## Stated goal
Restate the whole listing word for word. Pictures are left out.

## Data
--------------------------------

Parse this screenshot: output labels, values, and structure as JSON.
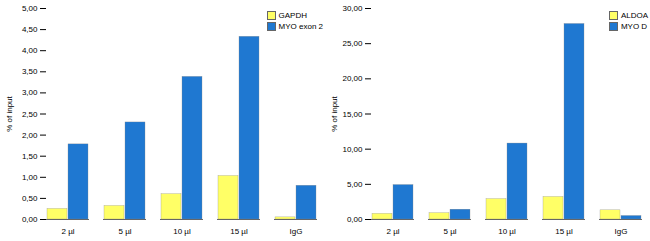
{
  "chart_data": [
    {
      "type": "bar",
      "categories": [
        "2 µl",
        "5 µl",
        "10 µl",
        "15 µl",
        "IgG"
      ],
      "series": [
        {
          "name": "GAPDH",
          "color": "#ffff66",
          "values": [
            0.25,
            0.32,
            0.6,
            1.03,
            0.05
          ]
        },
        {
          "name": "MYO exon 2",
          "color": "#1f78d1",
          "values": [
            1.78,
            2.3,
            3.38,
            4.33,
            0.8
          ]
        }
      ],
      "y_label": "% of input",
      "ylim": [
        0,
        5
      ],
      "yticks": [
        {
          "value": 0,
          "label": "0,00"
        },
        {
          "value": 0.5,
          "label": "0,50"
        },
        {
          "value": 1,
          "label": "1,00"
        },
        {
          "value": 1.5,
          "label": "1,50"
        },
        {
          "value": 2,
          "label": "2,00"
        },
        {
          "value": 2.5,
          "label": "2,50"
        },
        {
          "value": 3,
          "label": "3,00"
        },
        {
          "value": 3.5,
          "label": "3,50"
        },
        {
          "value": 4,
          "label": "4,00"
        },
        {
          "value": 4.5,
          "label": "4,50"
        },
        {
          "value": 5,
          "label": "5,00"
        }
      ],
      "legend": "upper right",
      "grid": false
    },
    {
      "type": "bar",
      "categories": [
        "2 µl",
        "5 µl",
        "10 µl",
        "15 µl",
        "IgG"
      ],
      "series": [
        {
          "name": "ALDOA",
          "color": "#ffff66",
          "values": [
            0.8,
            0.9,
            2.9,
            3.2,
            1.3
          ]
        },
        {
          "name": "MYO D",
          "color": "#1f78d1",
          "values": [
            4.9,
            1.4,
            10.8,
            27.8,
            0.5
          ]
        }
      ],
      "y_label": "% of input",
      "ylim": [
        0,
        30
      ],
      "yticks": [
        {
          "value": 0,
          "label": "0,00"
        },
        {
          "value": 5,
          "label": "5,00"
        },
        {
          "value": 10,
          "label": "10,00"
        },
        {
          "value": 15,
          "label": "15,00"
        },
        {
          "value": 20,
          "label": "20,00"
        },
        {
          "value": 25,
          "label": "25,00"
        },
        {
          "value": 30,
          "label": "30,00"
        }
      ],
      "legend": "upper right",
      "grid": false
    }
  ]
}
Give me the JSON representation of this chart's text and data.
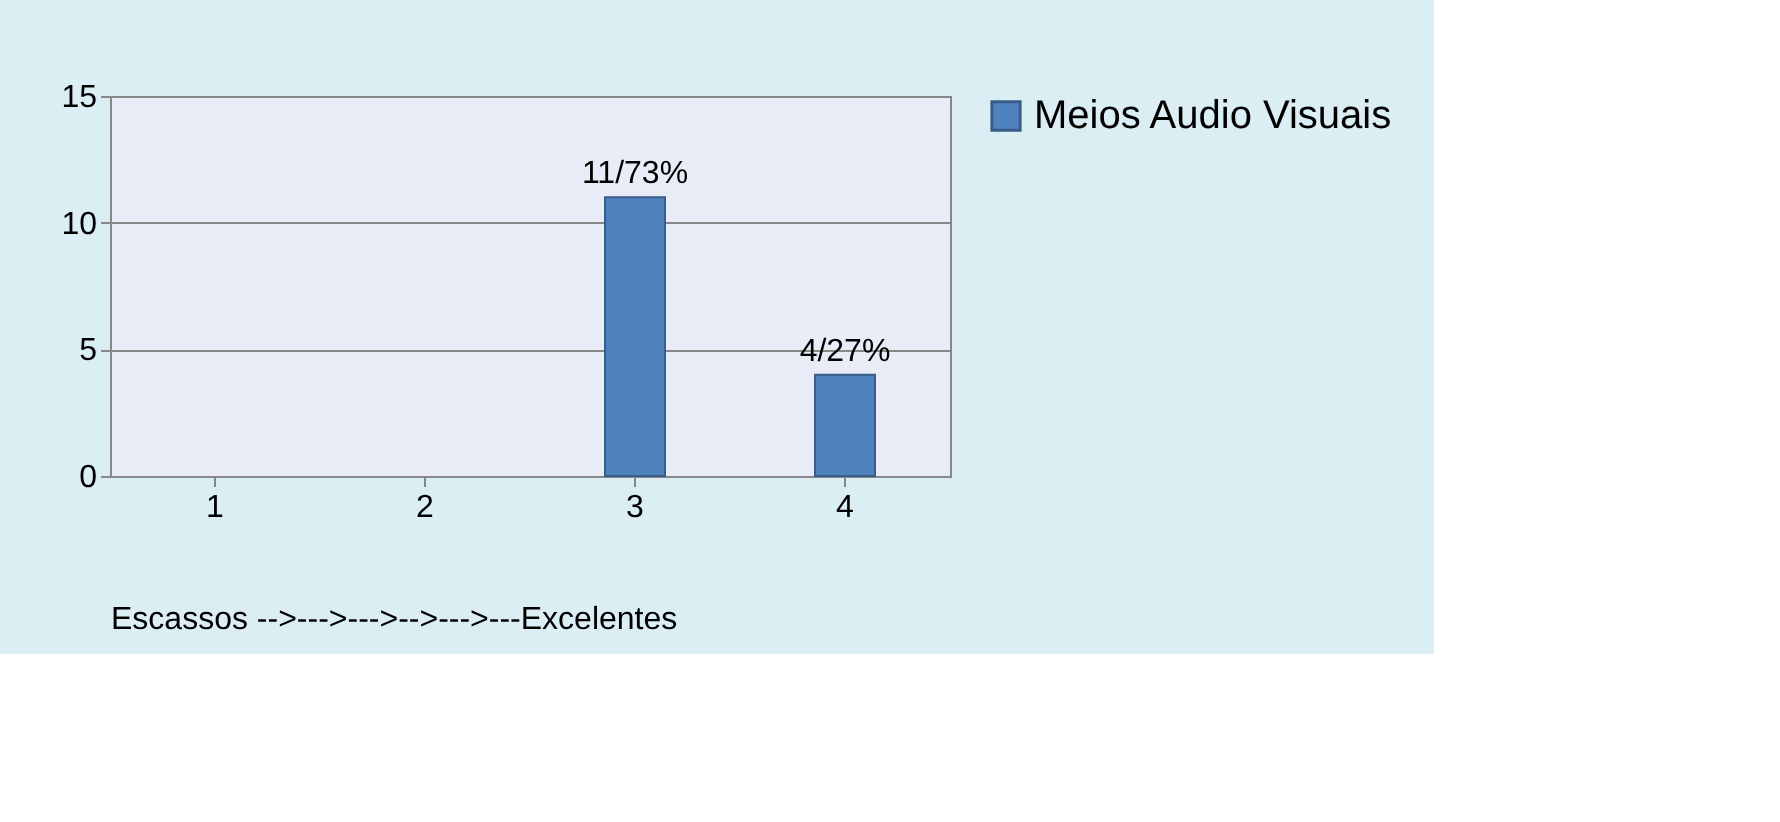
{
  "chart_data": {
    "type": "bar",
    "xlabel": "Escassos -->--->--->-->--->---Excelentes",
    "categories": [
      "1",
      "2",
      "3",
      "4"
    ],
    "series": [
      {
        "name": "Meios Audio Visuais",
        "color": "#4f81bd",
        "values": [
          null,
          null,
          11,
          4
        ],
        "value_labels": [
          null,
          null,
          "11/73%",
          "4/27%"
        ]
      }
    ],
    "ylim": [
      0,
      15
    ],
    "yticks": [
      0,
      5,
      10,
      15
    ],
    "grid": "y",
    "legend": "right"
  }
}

--------------------------------

## Final result
Parse this screenshot: output labels, values, and structure as JSON.
{
  "chart_data": [
    {
      "type": "bar",
      "categories": [
        "2 µl",
        "5 µl",
        "10 µl",
        "15 µl",
        "IgG"
      ],
      "series": [
        {
          "name": "GAPDH",
          "color": "#ffff66",
          "values": [
            0.25,
            0.32,
            0.6,
            1.03,
            0.05
          ]
        },
        {
          "name": "MYO exon 2",
          "color": "#1f78d1",
          "values": [
            1.78,
            2.3,
            3.38,
            4.33,
            0.8
          ]
        }
      ],
      "y_label": "% of input",
      "ylim": [
        0,
        5
      ],
      "yticks": [
        {
          "value": 0,
          "label": "0,00"
        },
        {
          "value": 0.5,
          "label": "0,50"
        },
        {
          "value": 1,
          "label": "1,00"
        },
        {
          "value": 1.5,
          "label": "1,50"
        },
        {
          "value": 2,
          "label": "2,00"
        },
        {
          "value": 2.5,
          "label": "2,50"
        },
        {
          "value": 3,
          "label": "3,00"
        },
        {
          "value": 3.5,
          "label": "3,50"
        },
        {
          "value": 4,
          "label": "4,00"
        },
        {
          "value": 4.5,
          "label": "4,50"
        },
        {
          "value": 5,
          "label": "5,00"
        }
      ],
      "legend": "upper right",
      "grid": false
    },
    {
      "type": "bar",
      "categories": [
        "2 µl",
        "5 µl",
        "10 µl",
        "15 µl",
        "IgG"
      ],
      "series": [
        {
          "name": "ALDOA",
          "color": "#ffff66",
          "values": [
            0.8,
            0.9,
            2.9,
            3.2,
            1.3
          ]
        },
        {
          "name": "MYO D",
          "color": "#1f78d1",
          "values": [
            4.9,
            1.4,
            10.8,
            27.8,
            0.5
          ]
        }
      ],
      "y_label": "% of input",
      "ylim": [
        0,
        30
      ],
      "yticks": [
        {
          "value": 0,
          "label": "0,00"
        },
        {
          "value": 5,
          "label": "5,00"
        },
        {
          "value": 10,
          "label": "10,00"
        },
        {
          "value": 15,
          "label": "15,00"
        },
        {
          "value": 20,
          "label": "20,00"
        },
        {
          "value": 25,
          "label": "25,00"
        },
        {
          "value": 30,
          "label": "30,00"
        }
      ],
      "legend": "upper right",
      "grid": false
    }
  ]
}
Give me the JSON representation of this chart's text and data.
{
  "chart_data": {
    "type": "bar",
    "xlabel": "Escassos -->--->--->-->--->---Excelentes",
    "categories": [
      "1",
      "2",
      "3",
      "4"
    ],
    "series": [
      {
        "name": "Meios Audio Visuais",
        "color": "#4f81bd",
        "values": [
          null,
          null,
          11,
          4
        ],
        "value_labels": [
          null,
          null,
          "11/73%",
          "4/27%"
        ]
      }
    ],
    "ylim": [
      0,
      15
    ],
    "yticks": [
      0,
      5,
      10,
      15
    ],
    "grid": "y",
    "legend": "right"
  }
}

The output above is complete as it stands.